Word for word, retype every entry in the listing.

[Records excerpted from a collection]
--------------------------------
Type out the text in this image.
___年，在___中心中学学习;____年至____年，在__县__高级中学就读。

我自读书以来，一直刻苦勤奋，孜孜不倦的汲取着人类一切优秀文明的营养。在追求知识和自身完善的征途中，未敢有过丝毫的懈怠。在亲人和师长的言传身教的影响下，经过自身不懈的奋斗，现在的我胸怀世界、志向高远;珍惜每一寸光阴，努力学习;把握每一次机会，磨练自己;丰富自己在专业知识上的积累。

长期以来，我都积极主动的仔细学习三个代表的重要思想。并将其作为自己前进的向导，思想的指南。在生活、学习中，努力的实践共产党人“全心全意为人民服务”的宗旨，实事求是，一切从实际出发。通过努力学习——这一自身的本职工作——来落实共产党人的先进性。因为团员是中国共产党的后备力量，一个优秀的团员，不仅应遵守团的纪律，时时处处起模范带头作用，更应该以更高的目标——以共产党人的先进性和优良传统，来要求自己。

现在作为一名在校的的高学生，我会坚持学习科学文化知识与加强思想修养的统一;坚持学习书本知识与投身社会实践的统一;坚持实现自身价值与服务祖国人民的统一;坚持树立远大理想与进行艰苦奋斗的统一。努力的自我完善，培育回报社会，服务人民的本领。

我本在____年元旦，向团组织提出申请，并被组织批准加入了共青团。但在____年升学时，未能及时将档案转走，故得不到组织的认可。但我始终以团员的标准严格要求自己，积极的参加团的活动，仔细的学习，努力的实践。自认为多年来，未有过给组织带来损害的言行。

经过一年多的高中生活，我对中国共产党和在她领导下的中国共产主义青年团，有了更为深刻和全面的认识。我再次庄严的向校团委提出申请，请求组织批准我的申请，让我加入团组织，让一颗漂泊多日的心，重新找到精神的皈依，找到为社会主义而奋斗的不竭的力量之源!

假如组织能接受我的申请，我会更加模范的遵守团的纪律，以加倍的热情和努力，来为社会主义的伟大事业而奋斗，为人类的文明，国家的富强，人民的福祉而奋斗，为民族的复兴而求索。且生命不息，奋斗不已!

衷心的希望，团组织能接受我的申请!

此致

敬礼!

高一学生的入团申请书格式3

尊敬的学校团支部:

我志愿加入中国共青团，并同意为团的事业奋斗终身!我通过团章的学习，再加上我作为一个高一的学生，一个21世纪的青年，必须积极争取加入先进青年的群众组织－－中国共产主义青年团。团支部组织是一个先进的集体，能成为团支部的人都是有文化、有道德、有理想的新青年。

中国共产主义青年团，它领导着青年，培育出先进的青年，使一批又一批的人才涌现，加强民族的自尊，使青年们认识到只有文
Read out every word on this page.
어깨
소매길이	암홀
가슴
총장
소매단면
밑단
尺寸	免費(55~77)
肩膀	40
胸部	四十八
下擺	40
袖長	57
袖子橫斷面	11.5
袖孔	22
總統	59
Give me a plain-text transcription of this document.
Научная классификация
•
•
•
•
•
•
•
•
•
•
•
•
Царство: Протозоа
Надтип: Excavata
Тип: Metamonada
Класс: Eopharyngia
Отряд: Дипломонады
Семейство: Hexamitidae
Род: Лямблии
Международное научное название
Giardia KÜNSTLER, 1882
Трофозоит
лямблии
--------------------------------
EXERCISE ANSWER:
Type out the text in this image.
___年，在___中心中学学习;____年至____年，在__县__高级中学就读。

我自读书以来，一直刻苦勤奋，孜孜不倦的汲取着人类一切优秀文明的营养。在追求知识和自身完善的征途中，未敢有过丝毫的懈怠。在亲人和师长的言传身教的影响下，经过自身不懈的奋斗，现在的我胸怀世界、志向高远;珍惜每一寸光阴，努力学习;把握每一次机会，磨练自己;丰富自己在专业知识上的积累。

长期以来，我都积极主动的仔细学习三个代表的重要思想。并将其作为自己前进的向导，思想的指南。在生活、学习中，努力的实践共产党人“全心全意为人民服务”的宗旨，实事求是，一切从实际出发。通过努力学习——这一自身的本职工作——来落实共产党人的先进性。因为团员是中国共产党的后备力量，一个优秀的团员，不仅应遵守团的纪律，时时处处起模范带头作用，更应该以更高的目标——以共产党人的先进性和优良传统，来要求自己。

现在作为一名在校的的高学生，我会坚持学习科学文化知识与加强思想修养的统一;坚持学习书本知识与投身社会实践的统一;坚持实现自身价值与服务祖国人民的统一;坚持树立远大理想与进行艰苦奋斗的统一。努力的自我完善，培育回报社会，服务人民的本领。

我本在____年元旦，向团组织提出申请，并被组织批准加入了共青团。但在____年升学时，未能及时将档案转走，故得不到组织的认可。但我始终以团员的标准严格要求自己，积极的参加团的活动，仔细的学习，努力的实践。自认为多年来，未有过给组织带来损害的言行。

经过一年多的高中生活，我对中国共产党和在她领导下的中国共产主义青年团，有了更为深刻和全面的认识。我再次庄严的向校团委提出申请，请求组织批准我的申请，让我加入团组织，让一颗漂泊多日的心，重新找到精神的皈依，找到为社会主义而奋斗的不竭的力量之源!

假如组织能接受我的申请，我会更加模范的遵守团的纪律，以加倍的热情和努力，来为社会主义的伟大事业而奋斗，为人类的文明，国家的富强，人民的福祉而奋斗，为民族的复兴而求索。且生命不息，奋斗不已!

衷心的希望，团组织能接受我的申请!

此致

敬礼!

高一学生的入团申请书格式3

尊敬的学校团支部:

我志愿加入中国共青团，并同意为团的事业奋斗终身!我通过团章的学习，再加上我作为一个高一的学生，一个21世纪的青年，必须积极争取加入先进青年的群众组织－－中国共产主义青年团。团支部组织是一个先进的集体，能成为团支部的人都是有文化、有道德、有理想的新青年。

中国共产主义青年团，它领导着青年，培育出先进的青年，使一批又一批的人才涌现，加强民族的自尊，使青年们认识到只有文
Read out every word on this page.
어깨
소매길이	암홀
가슴
총장
소매단면
밑단
尺寸	免費(55~77)
肩膀	40
胸部	四十八
下擺	40
袖長	57
袖子橫斷面	11.5
袖孔	22
總統	59
Give me a plain-text transcription of this document.
Научная классификация
•
•
•
•
•
•
•
•
•
•
•
•
Царство: Протозоа
Надтип: Excavata
Тип: Metamonada
Класс: Eopharyngia
Отряд: Дипломонады
Семейство: Hexamitidae
Род: Лямблии
Международное научное название
Giardia KÜNSTLER, 1882
Трофозоит
лямблии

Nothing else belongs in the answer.